:: Aim ::
Look through the material below. Copy each line that contains the string "name".

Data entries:
***
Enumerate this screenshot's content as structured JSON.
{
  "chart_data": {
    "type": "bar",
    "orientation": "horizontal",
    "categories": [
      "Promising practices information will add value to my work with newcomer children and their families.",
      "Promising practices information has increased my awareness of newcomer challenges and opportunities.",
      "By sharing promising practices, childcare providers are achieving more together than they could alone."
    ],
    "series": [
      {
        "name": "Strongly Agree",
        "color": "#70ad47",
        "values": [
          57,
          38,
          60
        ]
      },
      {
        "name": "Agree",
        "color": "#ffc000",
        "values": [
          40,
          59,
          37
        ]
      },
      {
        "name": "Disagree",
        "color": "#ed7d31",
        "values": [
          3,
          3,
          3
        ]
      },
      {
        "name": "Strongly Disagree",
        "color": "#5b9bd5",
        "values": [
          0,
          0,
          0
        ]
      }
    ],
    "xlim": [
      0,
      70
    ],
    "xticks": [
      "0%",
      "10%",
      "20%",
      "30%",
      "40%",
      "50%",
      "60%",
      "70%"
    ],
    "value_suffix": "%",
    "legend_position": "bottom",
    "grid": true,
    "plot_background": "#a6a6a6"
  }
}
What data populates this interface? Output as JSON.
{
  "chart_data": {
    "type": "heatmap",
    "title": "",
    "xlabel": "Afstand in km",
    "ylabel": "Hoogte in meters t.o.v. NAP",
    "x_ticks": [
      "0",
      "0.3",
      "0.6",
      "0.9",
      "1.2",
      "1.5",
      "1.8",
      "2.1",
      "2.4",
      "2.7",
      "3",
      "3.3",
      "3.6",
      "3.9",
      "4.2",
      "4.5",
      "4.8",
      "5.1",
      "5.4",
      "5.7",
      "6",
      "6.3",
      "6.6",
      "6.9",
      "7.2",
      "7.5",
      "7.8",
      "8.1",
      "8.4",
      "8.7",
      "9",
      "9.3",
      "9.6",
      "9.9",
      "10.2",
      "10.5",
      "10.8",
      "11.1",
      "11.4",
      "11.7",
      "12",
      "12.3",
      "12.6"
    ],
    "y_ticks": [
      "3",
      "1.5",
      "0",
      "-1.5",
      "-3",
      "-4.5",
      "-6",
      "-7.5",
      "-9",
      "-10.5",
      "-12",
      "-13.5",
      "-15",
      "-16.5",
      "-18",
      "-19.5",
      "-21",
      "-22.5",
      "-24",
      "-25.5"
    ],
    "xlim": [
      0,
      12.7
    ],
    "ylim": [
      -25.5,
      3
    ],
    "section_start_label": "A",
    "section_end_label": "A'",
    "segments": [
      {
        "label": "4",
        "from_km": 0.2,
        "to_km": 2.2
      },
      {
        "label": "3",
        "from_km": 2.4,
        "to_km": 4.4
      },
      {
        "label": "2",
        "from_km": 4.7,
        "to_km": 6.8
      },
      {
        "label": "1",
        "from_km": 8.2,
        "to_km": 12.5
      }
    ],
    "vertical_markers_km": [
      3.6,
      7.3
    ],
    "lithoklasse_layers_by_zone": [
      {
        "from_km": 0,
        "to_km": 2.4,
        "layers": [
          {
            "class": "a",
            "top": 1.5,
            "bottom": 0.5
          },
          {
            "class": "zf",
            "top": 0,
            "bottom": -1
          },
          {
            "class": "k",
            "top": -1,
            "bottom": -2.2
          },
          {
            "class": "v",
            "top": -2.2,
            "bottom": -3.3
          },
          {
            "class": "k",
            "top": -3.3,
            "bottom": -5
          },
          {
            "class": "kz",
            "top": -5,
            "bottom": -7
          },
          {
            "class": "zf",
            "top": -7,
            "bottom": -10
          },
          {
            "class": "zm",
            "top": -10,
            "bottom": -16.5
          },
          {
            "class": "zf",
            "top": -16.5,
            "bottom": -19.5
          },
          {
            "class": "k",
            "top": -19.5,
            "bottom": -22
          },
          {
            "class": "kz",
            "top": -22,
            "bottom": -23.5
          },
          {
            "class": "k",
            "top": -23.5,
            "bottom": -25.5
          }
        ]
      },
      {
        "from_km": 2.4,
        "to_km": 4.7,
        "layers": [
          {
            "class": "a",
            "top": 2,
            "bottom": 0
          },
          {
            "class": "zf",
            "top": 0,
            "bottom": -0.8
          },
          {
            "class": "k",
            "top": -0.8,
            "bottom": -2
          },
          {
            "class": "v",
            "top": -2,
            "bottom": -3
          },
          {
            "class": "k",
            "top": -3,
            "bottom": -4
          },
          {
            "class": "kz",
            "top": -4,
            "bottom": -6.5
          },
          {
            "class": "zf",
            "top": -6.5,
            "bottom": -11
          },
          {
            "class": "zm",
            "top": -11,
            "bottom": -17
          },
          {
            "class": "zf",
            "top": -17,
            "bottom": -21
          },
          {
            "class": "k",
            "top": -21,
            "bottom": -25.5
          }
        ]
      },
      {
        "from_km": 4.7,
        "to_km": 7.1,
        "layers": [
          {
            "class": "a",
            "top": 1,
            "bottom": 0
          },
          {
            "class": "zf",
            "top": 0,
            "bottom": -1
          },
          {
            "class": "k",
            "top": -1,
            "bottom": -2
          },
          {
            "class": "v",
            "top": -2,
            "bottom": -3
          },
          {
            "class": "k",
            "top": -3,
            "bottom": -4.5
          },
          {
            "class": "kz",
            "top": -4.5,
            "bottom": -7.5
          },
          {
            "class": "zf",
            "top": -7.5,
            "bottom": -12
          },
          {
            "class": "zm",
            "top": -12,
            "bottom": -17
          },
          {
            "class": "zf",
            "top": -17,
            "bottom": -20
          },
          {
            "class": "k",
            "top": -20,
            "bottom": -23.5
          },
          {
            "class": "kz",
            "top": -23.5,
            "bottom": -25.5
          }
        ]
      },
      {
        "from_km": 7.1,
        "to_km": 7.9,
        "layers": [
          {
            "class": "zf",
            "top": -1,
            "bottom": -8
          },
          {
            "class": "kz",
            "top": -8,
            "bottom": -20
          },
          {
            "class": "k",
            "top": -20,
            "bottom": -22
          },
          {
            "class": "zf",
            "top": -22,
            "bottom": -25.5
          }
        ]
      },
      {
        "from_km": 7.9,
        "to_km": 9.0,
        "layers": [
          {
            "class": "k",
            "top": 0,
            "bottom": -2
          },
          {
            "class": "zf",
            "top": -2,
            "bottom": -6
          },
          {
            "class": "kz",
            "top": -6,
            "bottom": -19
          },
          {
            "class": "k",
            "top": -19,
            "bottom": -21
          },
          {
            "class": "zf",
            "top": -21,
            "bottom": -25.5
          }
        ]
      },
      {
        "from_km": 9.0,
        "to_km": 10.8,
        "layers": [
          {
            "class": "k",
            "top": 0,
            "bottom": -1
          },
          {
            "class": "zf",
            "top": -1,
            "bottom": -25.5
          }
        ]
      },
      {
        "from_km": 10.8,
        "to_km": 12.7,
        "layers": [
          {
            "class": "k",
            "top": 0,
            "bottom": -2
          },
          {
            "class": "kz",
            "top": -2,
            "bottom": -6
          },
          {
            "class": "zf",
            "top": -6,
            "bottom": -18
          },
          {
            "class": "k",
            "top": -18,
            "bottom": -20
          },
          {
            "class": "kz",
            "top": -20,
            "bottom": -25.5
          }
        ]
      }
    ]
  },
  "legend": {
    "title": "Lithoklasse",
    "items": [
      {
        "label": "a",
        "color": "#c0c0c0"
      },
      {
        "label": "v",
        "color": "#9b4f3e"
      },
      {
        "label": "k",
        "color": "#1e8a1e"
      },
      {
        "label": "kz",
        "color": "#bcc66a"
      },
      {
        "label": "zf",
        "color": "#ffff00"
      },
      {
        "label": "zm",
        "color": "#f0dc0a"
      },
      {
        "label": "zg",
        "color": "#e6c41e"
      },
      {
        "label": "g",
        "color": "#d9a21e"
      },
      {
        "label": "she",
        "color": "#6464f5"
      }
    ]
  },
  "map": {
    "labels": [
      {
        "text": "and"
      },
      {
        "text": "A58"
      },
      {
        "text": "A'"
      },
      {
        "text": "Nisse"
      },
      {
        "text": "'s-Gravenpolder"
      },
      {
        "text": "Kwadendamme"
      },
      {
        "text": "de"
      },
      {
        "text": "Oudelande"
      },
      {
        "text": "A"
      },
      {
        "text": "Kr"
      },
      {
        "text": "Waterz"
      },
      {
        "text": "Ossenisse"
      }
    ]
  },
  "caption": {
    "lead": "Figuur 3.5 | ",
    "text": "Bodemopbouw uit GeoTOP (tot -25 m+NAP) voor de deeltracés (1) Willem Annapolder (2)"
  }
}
***
:: Exercise response ::
        "name": "Strongly Agree",
        "name": "Agree",
        "name": "Disagree",
        "name": "Strongly Disagree",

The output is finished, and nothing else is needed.